▶ **Task details**
Every entry below must appear again, exactly as written.

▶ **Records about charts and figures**
______
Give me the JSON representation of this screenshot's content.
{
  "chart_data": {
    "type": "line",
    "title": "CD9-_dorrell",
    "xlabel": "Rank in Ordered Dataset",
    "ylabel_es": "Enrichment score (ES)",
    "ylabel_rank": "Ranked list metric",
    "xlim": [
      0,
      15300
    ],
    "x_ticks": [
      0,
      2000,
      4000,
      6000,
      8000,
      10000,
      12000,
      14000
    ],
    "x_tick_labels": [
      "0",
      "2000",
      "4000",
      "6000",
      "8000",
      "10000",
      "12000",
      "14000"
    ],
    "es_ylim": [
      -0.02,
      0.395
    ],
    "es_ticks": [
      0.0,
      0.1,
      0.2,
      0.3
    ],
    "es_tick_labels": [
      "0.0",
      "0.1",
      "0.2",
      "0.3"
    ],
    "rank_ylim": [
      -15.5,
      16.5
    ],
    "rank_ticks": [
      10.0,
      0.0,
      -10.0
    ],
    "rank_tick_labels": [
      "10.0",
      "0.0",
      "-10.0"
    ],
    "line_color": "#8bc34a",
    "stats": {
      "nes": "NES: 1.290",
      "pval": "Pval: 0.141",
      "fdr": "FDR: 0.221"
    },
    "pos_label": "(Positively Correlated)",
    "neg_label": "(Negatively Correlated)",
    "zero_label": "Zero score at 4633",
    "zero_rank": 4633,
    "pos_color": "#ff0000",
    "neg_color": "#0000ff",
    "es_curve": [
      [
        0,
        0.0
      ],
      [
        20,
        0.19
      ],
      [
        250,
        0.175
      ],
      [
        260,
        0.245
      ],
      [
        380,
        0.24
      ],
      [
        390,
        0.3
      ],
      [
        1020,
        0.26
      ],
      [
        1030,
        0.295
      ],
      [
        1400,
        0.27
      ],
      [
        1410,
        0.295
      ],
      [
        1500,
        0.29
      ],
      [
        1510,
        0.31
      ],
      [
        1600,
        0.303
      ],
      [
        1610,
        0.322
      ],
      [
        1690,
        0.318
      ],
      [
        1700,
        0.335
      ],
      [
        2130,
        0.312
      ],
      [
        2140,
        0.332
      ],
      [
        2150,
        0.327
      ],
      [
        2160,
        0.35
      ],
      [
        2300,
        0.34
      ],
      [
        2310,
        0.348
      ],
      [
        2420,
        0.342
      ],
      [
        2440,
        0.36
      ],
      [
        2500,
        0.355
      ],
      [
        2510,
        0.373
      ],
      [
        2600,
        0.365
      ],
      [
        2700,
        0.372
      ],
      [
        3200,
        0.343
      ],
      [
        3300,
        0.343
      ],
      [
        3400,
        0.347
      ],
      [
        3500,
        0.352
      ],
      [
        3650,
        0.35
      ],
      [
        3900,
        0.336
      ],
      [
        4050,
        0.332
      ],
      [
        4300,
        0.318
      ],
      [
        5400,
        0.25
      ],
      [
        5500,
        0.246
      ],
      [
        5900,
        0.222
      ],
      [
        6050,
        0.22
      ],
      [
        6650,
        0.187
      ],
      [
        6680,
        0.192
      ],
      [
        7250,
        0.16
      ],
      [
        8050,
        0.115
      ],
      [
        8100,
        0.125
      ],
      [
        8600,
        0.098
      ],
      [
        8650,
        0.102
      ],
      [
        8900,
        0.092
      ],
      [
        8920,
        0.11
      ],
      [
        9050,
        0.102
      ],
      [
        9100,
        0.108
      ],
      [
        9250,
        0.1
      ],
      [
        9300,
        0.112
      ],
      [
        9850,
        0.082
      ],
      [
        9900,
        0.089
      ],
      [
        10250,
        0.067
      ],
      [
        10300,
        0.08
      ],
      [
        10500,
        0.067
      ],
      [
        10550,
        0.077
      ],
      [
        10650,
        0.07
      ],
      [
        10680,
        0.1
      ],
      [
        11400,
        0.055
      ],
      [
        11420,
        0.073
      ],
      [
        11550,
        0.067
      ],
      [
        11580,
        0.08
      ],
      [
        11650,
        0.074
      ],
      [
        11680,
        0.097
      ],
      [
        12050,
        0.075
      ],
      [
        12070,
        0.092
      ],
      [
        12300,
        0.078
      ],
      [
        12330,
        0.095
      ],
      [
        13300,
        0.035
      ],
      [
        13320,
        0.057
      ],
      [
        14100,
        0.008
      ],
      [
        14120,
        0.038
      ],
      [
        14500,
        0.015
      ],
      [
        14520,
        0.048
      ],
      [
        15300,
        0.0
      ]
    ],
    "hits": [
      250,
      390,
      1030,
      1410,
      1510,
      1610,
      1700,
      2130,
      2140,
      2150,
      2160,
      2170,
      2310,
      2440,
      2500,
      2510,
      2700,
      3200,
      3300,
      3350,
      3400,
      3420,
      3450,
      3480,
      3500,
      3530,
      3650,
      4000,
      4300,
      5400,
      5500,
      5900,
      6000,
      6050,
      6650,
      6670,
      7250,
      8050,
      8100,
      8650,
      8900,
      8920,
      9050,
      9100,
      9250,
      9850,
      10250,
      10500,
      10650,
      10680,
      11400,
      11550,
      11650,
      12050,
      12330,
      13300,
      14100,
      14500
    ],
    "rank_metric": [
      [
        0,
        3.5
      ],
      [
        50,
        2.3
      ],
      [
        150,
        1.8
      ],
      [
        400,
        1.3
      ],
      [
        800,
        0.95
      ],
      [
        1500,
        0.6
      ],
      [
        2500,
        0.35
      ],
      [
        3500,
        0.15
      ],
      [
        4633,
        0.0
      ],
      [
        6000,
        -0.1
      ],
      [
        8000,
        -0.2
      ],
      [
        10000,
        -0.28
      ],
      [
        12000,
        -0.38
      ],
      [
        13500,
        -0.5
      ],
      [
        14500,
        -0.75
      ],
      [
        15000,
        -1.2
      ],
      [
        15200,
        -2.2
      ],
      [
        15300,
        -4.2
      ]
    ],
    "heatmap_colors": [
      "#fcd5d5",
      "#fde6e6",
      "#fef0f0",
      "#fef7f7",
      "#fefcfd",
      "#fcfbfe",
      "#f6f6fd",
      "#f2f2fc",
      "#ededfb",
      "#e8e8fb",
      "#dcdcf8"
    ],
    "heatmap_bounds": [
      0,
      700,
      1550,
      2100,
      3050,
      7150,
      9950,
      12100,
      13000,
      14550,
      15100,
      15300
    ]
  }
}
______
▶ **Response below**
Give me the JSON representation of this screenshot's content.
{
  "chart_data": {
    "type": "line",
    "title": "CD9-_dorrell",
    "xlabel": "Rank in Ordered Dataset",
    "ylabel_es": "Enrichment score (ES)",
    "ylabel_rank": "Ranked list metric",
    "xlim": [
      0,
      15300
    ],
    "x_ticks": [
      0,
      2000,
      4000,
      6000,
      8000,
      10000,
      12000,
      14000
    ],
    "x_tick_labels": [
      "0",
      "2000",
      "4000",
      "6000",
      "8000",
      "10000",
      "12000",
      "14000"
    ],
    "es_ylim": [
      -0.02,
      0.395
    ],
    "es_ticks": [
      0.0,
      0.1,
      0.2,
      0.3
    ],
    "es_tick_labels": [
      "0.0",
      "0.1",
      "0.2",
      "0.3"
    ],
    "rank_ylim": [
      -15.5,
      16.5
    ],
    "rank_ticks": [
      10.0,
      0.0,
      -10.0
    ],
    "rank_tick_labels": [
      "10.0",
      "0.0",
      "-10.0"
    ],
    "line_color": "#8bc34a",
    "stats": {
      "nes": "NES: 1.290",
      "pval": "Pval: 0.141",
      "fdr": "FDR: 0.221"
    },
    "pos_label": "(Positively Correlated)",
    "neg_label": "(Negatively Correlated)",
    "zero_label": "Zero score at 4633",
    "zero_rank": 4633,
    "pos_color": "#ff0000",
    "neg_color": "#0000ff",
    "es_curve": [
      [
        0,
        0.0
      ],
      [
        20,
        0.19
      ],
      [
        250,
        0.175
      ],
      [
        260,
        0.245
      ],
      [
        380,
        0.24
      ],
      [
        390,
        0.3
      ],
      [
        1020,
        0.26
      ],
      [
        1030,
        0.295
      ],
      [
        1400,
        0.27
      ],
      [
        1410,
        0.295
      ],
      [
        1500,
        0.29
      ],
      [
        1510,
        0.31
      ],
      [
        1600,
        0.303
      ],
      [
        1610,
        0.322
      ],
      [
        1690,
        0.318
      ],
      [
        1700,
        0.335
      ],
      [
        2130,
        0.312
      ],
      [
        2140,
        0.332
      ],
      [
        2150,
        0.327
      ],
      [
        2160,
        0.35
      ],
      [
        2300,
        0.34
      ],
      [
        2310,
        0.348
      ],
      [
        2420,
        0.342
      ],
      [
        2440,
        0.36
      ],
      [
        2500,
        0.355
      ],
      [
        2510,
        0.373
      ],
      [
        2600,
        0.365
      ],
      [
        2700,
        0.372
      ],
      [
        3200,
        0.343
      ],
      [
        3300,
        0.343
      ],
      [
        3400,
        0.347
      ],
      [
        3500,
        0.352
      ],
      [
        3650,
        0.35
      ],
      [
        3900,
        0.336
      ],
      [
        4050,
        0.332
      ],
      [
        4300,
        0.318
      ],
      [
        5400,
        0.25
      ],
      [
        5500,
        0.246
      ],
      [
        5900,
        0.222
      ],
      [
        6050,
        0.22
      ],
      [
        6650,
        0.187
      ],
      [
        6680,
        0.192
      ],
      [
        7250,
        0.16
      ],
      [
        8050,
        0.115
      ],
      [
        8100,
        0.125
      ],
      [
        8600,
        0.098
      ],
      [
        8650,
        0.102
      ],
      [
        8900,
        0.092
      ],
      [
        8920,
        0.11
      ],
      [
        9050,
        0.102
      ],
      [
        9100,
        0.108
      ],
      [
        9250,
        0.1
      ],
      [
        9300,
        0.112
      ],
      [
        9850,
        0.082
      ],
      [
        9900,
        0.089
      ],
      [
        10250,
        0.067
      ],
      [
        10300,
        0.08
      ],
      [
        10500,
        0.067
      ],
      [
        10550,
        0.077
      ],
      [
        10650,
        0.07
      ],
      [
        10680,
        0.1
      ],
      [
        11400,
        0.055
      ],
      [
        11420,
        0.073
      ],
      [
        11550,
        0.067
      ],
      [
        11580,
        0.08
      ],
      [
        11650,
        0.074
      ],
      [
        11680,
        0.097
      ],
      [
        12050,
        0.075
      ],
      [
        12070,
        0.092
      ],
      [
        12300,
        0.078
      ],
      [
        12330,
        0.095
      ],
      [
        13300,
        0.035
      ],
      [
        13320,
        0.057
      ],
      [
        14100,
        0.008
      ],
      [
        14120,
        0.038
      ],
      [
        14500,
        0.015
      ],
      [
        14520,
        0.048
      ],
      [
        15300,
        0.0
      ]
    ],
    "hits": [
      250,
      390,
      1030,
      1410,
      1510,
      1610,
      1700,
      2130,
      2140,
      2150,
      2160,
      2170,
      2310,
      2440,
      2500,
      2510,
      2700,
      3200,
      3300,
      3350,
      3400,
      3420,
      3450,
      3480,
      3500,
      3530,
      3650,
      4000,
      4300,
      5400,
      5500,
      5900,
      6000,
      6050,
      6650,
      6670,
      7250,
      8050,
      8100,
      8650,
      8900,
      8920,
      9050,
      9100,
      9250,
      9850,
      10250,
      10500,
      10650,
      10680,
      11400,
      11550,
      11650,
      12050,
      12330,
      13300,
      14100,
      14500
    ],
    "rank_metric": [
      [
        0,
        3.5
      ],
      [
        50,
        2.3
      ],
      [
        150,
        1.8
      ],
      [
        400,
        1.3
      ],
      [
        800,
        0.95
      ],
      [
        1500,
        0.6
      ],
      [
        2500,
        0.35
      ],
      [
        3500,
        0.15
      ],
      [
        4633,
        0.0
      ],
      [
        6000,
        -0.1
      ],
      [
        8000,
        -0.2
      ],
      [
        10000,
        -0.28
      ],
      [
        12000,
        -0.38
      ],
      [
        13500,
        -0.5
      ],
      [
        14500,
        -0.75
      ],
      [
        15000,
        -1.2
      ],
      [
        15200,
        -2.2
      ],
      [
        15300,
        -4.2
      ]
    ],
    "heatmap_colors": [
      "#fcd5d5",
      "#fde6e6",
      "#fef0f0",
      "#fef7f7",
      "#fefcfd",
      "#fcfbfe",
      "#f6f6fd",
      "#f2f2fc",
      "#ededfb",
      "#e8e8fb",
      "#dcdcf8"
    ],
    "heatmap_bounds": [
      0,
      700,
      1550,
      2100,
      3050,
      7150,
      9950,
      12100,
      13000,
      14550,
      15100,
      15300
    ]
  }
}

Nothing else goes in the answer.